### Bereitgestellter Text

Im Larvenstatus lebt die Maifliege lange im Flussgrund, bis sie durch die Wasseroberfläche stößt in ihr kurzes Leben: eine Beute der Fische vor Tanz und Paarung. Neue Larven schlüpfen „und harren aus, bis ihr Tag gekommen ist“. Gut für den Angler Matthias Jügler, denn die Maifliege lockt Fische an. Und eine bessere Metapher für seine im Roman „Maifliegenzeit“ erzählte Geschichte hätte er als Autor nicht finden können. Denn das Fazit in der Mitte des Buchs stimmt eben auch für die literarische Aufdeckung einer Schattenseite der DDR-Vergangenheit: „Aber nur, weil sich etwas dem Blick so konsequent entzieht, heißt das nicht, dass es nicht existiert“: Der vorgetäuschte Säuglingstod mit anschließender Adoption durch fremde Eltern. Der 39-jährige, in Leipzig lebende Matthias Jügler erhält am 22. September, 11 Uhr, auf Burg Schwarzenstein für seinen Roman „Maifliegenzeit“ den Rheingau-Literatur-Preis 2024.

### Ziel
Setze den Text über Matthias Jüglers Roman „Maifliegenzeit“ im Anschluss an seinen letzten Satz fort. Die Einträge stammen aus einer anderen Quelle als der Text.

### Gespeicherte Einträge
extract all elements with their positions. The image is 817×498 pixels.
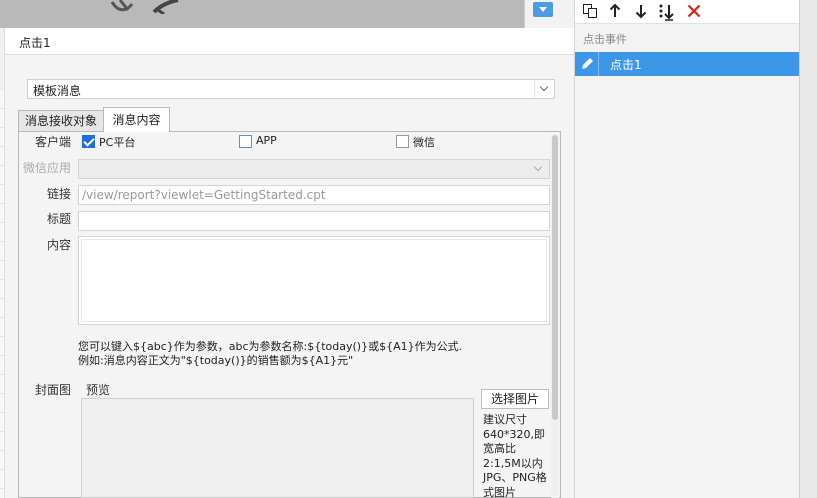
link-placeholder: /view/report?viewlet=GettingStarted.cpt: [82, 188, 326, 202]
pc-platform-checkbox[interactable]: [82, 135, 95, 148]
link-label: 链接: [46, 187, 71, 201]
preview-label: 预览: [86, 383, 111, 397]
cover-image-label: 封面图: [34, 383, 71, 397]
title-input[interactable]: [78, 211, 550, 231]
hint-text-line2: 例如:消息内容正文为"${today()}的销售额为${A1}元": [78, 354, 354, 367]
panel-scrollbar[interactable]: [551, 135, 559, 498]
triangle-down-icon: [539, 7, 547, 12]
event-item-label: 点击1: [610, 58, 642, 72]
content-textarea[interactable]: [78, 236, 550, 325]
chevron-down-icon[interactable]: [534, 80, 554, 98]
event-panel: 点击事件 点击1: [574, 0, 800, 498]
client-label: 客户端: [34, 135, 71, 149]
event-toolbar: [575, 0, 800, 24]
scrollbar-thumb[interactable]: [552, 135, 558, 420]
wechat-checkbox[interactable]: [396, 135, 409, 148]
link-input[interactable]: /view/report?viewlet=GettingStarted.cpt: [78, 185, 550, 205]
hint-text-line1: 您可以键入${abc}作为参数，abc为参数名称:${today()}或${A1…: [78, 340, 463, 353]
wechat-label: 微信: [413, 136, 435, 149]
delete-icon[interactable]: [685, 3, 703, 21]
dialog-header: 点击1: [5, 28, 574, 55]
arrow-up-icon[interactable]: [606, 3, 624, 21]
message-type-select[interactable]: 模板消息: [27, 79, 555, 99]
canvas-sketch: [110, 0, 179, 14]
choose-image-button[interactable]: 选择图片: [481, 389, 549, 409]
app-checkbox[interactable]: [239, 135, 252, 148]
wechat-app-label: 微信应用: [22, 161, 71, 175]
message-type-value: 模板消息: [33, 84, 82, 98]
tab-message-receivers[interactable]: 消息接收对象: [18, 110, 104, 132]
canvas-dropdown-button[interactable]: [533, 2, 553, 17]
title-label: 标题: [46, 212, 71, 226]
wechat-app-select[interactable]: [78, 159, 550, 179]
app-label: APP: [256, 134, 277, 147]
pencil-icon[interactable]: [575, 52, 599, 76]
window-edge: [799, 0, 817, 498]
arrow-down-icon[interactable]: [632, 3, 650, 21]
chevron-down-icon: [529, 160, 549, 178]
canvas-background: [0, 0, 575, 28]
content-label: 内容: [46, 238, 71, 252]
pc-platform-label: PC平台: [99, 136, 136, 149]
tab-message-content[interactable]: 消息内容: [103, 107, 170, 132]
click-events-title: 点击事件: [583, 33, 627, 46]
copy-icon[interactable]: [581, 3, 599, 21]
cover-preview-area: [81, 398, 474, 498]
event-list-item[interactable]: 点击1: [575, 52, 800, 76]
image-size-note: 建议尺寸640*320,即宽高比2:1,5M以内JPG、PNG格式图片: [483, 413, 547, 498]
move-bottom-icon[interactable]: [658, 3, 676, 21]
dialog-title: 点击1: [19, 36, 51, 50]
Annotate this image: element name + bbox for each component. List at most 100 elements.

### Endgültige Antwort
Dem Paar Hans und Katrin wird in Naumburg ein Kind geboren, das kurze Zeit später im Jenaer Kinderkrankenhaus für tot erklärt und von den Eltern begraben wird. Katrin hegt Zweifel; ihr Mann, Ich-Erzähler des Buchs, unternimmt nicht viel mehr, als dass er an der Unstrut liebend gern angeln geht. Viele Kapitel über diverse Fischarten, Köder, Fangtechniken fügt Matthias Jügler ein. Am Fluss sitzend und wartend erholt sich der Erzähler vom aufregenden Verdacht, dass der Säuglingstod nur hätte vorgetäuscht sein können. Seine Frau hat sich getrennt und ist schon gestorben, als sich nach 40 Jahren der totgeglaubte Sohn beim Vater meldet.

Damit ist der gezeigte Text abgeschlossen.